Stored items from a collection
====
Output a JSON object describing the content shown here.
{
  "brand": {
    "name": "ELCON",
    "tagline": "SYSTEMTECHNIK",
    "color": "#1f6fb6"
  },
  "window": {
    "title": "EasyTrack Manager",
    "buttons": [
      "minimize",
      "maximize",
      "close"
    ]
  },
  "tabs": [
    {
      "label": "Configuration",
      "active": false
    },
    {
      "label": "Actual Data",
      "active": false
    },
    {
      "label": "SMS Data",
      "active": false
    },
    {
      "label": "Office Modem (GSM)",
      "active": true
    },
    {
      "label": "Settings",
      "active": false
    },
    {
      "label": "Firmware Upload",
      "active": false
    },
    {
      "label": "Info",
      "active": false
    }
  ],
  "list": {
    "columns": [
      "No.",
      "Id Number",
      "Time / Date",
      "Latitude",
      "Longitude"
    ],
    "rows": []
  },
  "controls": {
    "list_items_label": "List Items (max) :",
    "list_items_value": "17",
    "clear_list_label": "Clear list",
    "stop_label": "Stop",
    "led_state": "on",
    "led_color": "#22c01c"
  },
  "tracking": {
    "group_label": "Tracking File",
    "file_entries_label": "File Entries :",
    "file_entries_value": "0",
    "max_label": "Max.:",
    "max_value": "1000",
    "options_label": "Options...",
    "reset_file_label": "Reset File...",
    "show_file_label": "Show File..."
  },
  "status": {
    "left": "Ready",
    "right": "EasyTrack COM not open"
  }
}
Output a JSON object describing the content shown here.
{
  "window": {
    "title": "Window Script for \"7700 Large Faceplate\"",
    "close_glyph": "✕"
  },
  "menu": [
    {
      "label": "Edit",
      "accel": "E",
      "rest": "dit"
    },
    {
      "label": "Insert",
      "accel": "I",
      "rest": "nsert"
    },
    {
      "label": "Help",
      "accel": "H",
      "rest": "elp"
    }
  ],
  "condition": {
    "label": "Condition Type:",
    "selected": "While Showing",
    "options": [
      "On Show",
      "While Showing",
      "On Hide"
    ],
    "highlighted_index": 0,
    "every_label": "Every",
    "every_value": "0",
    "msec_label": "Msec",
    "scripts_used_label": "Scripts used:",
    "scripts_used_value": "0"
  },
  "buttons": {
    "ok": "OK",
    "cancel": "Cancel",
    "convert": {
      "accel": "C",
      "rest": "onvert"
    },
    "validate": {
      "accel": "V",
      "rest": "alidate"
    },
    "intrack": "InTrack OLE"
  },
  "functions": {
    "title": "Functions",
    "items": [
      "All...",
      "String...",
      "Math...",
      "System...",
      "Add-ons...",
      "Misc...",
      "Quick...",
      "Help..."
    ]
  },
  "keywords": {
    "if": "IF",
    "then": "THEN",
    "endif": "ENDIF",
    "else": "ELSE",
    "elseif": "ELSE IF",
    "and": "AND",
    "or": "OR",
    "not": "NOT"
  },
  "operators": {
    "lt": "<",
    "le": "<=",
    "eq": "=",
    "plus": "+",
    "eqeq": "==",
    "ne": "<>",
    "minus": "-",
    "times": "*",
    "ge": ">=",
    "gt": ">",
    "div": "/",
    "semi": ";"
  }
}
====
--- What the exercise asks ---
Repeat the material word for word, in full.

--- Expected answer ---
Output a JSON object describing the content shown here.
{
  "brand": {
    "name": "ELCON",
    "tagline": "SYSTEMTECHNIK",
    "color": "#1f6fb6"
  },
  "window": {
    "title": "EasyTrack Manager",
    "buttons": [
      "minimize",
      "maximize",
      "close"
    ]
  },
  "tabs": [
    {
      "label": "Configuration",
      "active": false
    },
    {
      "label": "Actual Data",
      "active": false
    },
    {
      "label": "SMS Data",
      "active": false
    },
    {
      "label": "Office Modem (GSM)",
      "active": true
    },
    {
      "label": "Settings",
      "active": false
    },
    {
      "label": "Firmware Upload",
      "active": false
    },
    {
      "label": "Info",
      "active": false
    }
  ],
  "list": {
    "columns": [
      "No.",
      "Id Number",
      "Time / Date",
      "Latitude",
      "Longitude"
    ],
    "rows": []
  },
  "controls": {
    "list_items_label": "List Items (max) :",
    "list_items_value": "17",
    "clear_list_label": "Clear list",
    "stop_label": "Stop",
    "led_state": "on",
    "led_color": "#22c01c"
  },
  "tracking": {
    "group_label": "Tracking File",
    "file_entries_label": "File Entries :",
    "file_entries_value": "0",
    "max_label": "Max.:",
    "max_value": "1000",
    "options_label": "Options...",
    "reset_file_label": "Reset File...",
    "show_file_label": "Show File..."
  },
  "status": {
    "left": "Ready",
    "right": "EasyTrack COM not open"
  }
}
Output a JSON object describing the content shown here.
{
  "window": {
    "title": "Window Script for \"7700 Large Faceplate\"",
    "close_glyph": "✕"
  },
  "menu": [
    {
      "label": "Edit",
      "accel": "E",
      "rest": "dit"
    },
    {
      "label": "Insert",
      "accel": "I",
      "rest": "nsert"
    },
    {
      "label": "Help",
      "accel": "H",
      "rest": "elp"
    }
  ],
  "condition": {
    "label": "Condition Type:",
    "selected": "While Showing",
    "options": [
      "On Show",
      "While Showing",
      "On Hide"
    ],
    "highlighted_index": 0,
    "every_label": "Every",
    "every_value": "0",
    "msec_label": "Msec",
    "scripts_used_label": "Scripts used:",
    "scripts_used_value": "0"
  },
  "buttons": {
    "ok": "OK",
    "cancel": "Cancel",
    "convert": {
      "accel": "C",
      "rest": "onvert"
    },
    "validate": {
      "accel": "V",
      "rest": "alidate"
    },
    "intrack": "InTrack OLE"
  },
  "functions": {
    "title": "Functions",
    "items": [
      "All...",
      "String...",
      "Math...",
      "System...",
      "Add-ons...",
      "Misc...",
      "Quick...",
      "Help..."
    ]
  },
  "keywords": {
    "if": "IF",
    "then": "THEN",
    "endif": "ENDIF",
    "else": "ELSE",
    "elseif": "ELSE IF",
    "and": "AND",
    "or": "OR",
    "not": "NOT"
  },
  "operators": {
    "lt": "<",
    "le": "<=",
    "eq": "=",
    "plus": "+",
    "eqeq": "==",
    "ne": "<>",
    "minus": "-",
    "times": "*",
    "ge": ">=",
    "gt": ">",
    "div": "/",
    "semi": ";"
  }
}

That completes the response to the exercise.